[DATASET ROWS]
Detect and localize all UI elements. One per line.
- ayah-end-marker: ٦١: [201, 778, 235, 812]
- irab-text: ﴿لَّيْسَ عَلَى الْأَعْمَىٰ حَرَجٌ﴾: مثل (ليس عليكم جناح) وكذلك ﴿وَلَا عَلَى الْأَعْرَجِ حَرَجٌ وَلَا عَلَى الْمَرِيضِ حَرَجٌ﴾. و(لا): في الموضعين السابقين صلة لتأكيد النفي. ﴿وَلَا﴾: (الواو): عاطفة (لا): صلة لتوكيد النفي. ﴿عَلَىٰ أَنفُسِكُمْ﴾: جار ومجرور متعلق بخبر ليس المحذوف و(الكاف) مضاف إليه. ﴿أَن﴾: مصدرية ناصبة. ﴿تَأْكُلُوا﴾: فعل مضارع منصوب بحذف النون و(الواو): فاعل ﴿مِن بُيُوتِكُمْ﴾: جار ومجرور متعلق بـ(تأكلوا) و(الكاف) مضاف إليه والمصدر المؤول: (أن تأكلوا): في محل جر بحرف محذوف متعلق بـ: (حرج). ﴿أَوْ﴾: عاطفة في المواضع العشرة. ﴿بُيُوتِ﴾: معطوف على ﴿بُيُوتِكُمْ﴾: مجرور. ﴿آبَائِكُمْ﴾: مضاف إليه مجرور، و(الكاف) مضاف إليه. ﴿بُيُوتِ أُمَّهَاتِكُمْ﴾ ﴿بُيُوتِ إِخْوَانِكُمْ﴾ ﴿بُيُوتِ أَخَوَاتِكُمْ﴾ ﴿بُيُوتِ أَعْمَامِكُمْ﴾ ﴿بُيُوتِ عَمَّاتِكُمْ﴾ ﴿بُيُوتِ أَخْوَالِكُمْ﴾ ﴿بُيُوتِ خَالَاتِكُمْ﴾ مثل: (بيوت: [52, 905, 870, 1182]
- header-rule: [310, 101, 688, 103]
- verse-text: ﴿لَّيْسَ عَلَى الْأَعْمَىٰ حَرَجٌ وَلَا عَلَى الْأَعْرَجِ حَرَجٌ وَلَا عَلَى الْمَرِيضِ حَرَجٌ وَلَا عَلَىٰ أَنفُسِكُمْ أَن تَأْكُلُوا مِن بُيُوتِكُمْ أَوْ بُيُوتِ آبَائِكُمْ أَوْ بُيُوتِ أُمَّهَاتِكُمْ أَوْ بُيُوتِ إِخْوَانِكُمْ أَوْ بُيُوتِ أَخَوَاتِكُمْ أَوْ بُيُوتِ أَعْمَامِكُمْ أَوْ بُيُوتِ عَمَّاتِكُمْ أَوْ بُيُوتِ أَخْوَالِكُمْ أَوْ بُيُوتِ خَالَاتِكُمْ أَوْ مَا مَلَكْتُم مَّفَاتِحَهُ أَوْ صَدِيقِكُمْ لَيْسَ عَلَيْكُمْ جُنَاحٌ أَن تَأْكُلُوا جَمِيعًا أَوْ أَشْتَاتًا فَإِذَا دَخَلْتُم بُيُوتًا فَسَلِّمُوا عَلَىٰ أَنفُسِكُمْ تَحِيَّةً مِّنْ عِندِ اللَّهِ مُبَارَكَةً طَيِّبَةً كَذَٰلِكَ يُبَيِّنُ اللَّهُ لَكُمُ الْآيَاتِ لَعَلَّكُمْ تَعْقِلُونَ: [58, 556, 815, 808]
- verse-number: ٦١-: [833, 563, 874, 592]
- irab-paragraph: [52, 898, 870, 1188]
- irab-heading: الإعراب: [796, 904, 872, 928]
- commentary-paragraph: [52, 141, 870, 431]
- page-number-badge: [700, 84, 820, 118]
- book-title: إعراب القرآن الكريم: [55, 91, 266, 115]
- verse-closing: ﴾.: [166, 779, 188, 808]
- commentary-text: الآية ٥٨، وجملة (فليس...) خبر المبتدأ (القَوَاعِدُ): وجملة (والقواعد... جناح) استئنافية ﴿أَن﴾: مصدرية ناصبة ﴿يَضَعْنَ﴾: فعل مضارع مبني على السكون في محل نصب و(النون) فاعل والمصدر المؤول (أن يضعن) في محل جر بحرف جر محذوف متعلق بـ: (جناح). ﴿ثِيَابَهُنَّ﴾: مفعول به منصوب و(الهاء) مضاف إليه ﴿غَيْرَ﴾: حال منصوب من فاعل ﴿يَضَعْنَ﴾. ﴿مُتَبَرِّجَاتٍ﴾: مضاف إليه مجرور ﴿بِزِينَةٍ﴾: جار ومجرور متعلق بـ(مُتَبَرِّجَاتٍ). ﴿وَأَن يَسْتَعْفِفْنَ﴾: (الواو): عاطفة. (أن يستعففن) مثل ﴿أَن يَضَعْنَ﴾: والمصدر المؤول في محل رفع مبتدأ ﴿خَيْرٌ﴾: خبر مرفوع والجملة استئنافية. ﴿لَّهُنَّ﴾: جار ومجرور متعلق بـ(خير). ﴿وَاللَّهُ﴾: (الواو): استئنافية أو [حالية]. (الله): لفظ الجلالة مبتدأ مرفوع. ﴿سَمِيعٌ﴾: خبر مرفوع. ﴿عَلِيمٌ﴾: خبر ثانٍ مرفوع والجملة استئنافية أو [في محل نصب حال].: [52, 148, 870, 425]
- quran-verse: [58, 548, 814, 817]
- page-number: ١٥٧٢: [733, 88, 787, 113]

[DIRECTIONS FOR THIS TASK]
Rewrite the records above with every "header-rule" changed to "header-line", leaving the rest untouched.

[RESPONSE TO THIS EXERCISE]
Detect and localize all UI elements. One per line.
- ayah-end-marker: ٦١: [201, 778, 235, 812]
- irab-text: ﴿لَّيْسَ عَلَى الْأَعْمَىٰ حَرَجٌ﴾: مثل (ليس عليكم جناح) وكذلك ﴿وَلَا عَلَى الْأَعْرَجِ حَرَجٌ وَلَا عَلَى الْمَرِيضِ حَرَجٌ﴾. و(لا): في الموضعين السابقين صلة لتأكيد النفي. ﴿وَلَا﴾: (الواو): عاطفة (لا): صلة لتوكيد النفي. ﴿عَلَىٰ أَنفُسِكُمْ﴾: جار ومجرور متعلق بخبر ليس المحذوف و(الكاف) مضاف إليه. ﴿أَن﴾: مصدرية ناصبة. ﴿تَأْكُلُوا﴾: فعل مضارع منصوب بحذف النون و(الواو): فاعل ﴿مِن بُيُوتِكُمْ﴾: جار ومجرور متعلق بـ(تأكلوا) و(الكاف) مضاف إليه والمصدر المؤول: (أن تأكلوا): في محل جر بحرف محذوف متعلق بـ: (حرج). ﴿أَوْ﴾: عاطفة في المواضع العشرة. ﴿بُيُوتِ﴾: معطوف على ﴿بُيُوتِكُمْ﴾: مجرور. ﴿آبَائِكُمْ﴾: مضاف إليه مجرور، و(الكاف) مضاف إليه. ﴿بُيُوتِ أُمَّهَاتِكُمْ﴾ ﴿بُيُوتِ إِخْوَانِكُمْ﴾ ﴿بُيُوتِ أَخَوَاتِكُمْ﴾ ﴿بُيُوتِ أَعْمَامِكُمْ﴾ ﴿بُيُوتِ عَمَّاتِكُمْ﴾ ﴿بُيُوتِ أَخْوَالِكُمْ﴾ ﴿بُيُوتِ خَالَاتِكُمْ﴾ مثل: (بيوت: [52, 905, 870, 1182]
- header-line: [310, 101, 688, 103]
- verse-text: ﴿لَّيْسَ عَلَى الْأَعْمَىٰ حَرَجٌ وَلَا عَلَى الْأَعْرَجِ حَرَجٌ وَلَا عَلَى الْمَرِيضِ حَرَجٌ وَلَا عَلَىٰ أَنفُسِكُمْ أَن تَأْكُلُوا مِن بُيُوتِكُمْ أَوْ بُيُوتِ آبَائِكُمْ أَوْ بُيُوتِ أُمَّهَاتِكُمْ أَوْ بُيُوتِ إِخْوَانِكُمْ أَوْ بُيُوتِ أَخَوَاتِكُمْ أَوْ بُيُوتِ أَعْمَامِكُمْ أَوْ بُيُوتِ عَمَّاتِكُمْ أَوْ بُيُوتِ أَخْوَالِكُمْ أَوْ بُيُوتِ خَالَاتِكُمْ أَوْ مَا مَلَكْتُم مَّفَاتِحَهُ أَوْ صَدِيقِكُمْ لَيْسَ عَلَيْكُمْ جُنَاحٌ أَن تَأْكُلُوا جَمِيعًا أَوْ أَشْتَاتًا فَإِذَا دَخَلْتُم بُيُوتًا فَسَلِّمُوا عَلَىٰ أَنفُسِكُمْ تَحِيَّةً مِّنْ عِندِ اللَّهِ مُبَارَكَةً طَيِّبَةً كَذَٰلِكَ يُبَيِّنُ اللَّهُ لَكُمُ الْآيَاتِ لَعَلَّكُمْ تَعْقِلُونَ: [58, 556, 815, 808]
- verse-number: ٦١-: [833, 563, 874, 592]
- irab-paragraph: [52, 898, 870, 1188]
- irab-heading: الإعراب: [796, 904, 872, 928]
- commentary-paragraph: [52, 141, 870, 431]
- page-number-badge: [700, 84, 820, 118]
- book-title: إعراب القرآن الكريم: [55, 91, 266, 115]
- verse-closing: ﴾.: [166, 779, 188, 808]
- commentary-text: الآية ٥٨، وجملة (فليس...) خبر المبتدأ (القَوَاعِدُ): وجملة (والقواعد... جناح) استئنافية ﴿أَن﴾: مصدرية ناصبة ﴿يَضَعْنَ﴾: فعل مضارع مبني على السكون في محل نصب و(النون) فاعل والمصدر المؤول (أن يضعن) في محل جر بحرف جر محذوف متعلق بـ: (جناح). ﴿ثِيَابَهُنَّ﴾: مفعول به منصوب و(الهاء) مضاف إليه ﴿غَيْرَ﴾: حال منصوب من فاعل ﴿يَضَعْنَ﴾. ﴿مُتَبَرِّجَاتٍ﴾: مضاف إليه مجرور ﴿بِزِينَةٍ﴾: جار ومجرور متعلق بـ(مُتَبَرِّجَاتٍ). ﴿وَأَن يَسْتَعْفِفْنَ﴾: (الواو): عاطفة. (أن يستعففن) مثل ﴿أَن يَضَعْنَ﴾: والمصدر المؤول في محل رفع مبتدأ ﴿خَيْرٌ﴾: خبر مرفوع والجملة استئنافية. ﴿لَّهُنَّ﴾: جار ومجرور متعلق بـ(خير). ﴿وَاللَّهُ﴾: (الواو): استئنافية أو [حالية]. (الله): لفظ الجلالة مبتدأ مرفوع. ﴿سَمِيعٌ﴾: خبر مرفوع. ﴿عَلِيمٌ﴾: خبر ثانٍ مرفوع والجملة استئنافية أو [في محل نصب حال].: [52, 148, 870, 425]
- quran-verse: [58, 548, 814, 817]
- page-number: ١٥٧٢: [733, 88, 787, 113]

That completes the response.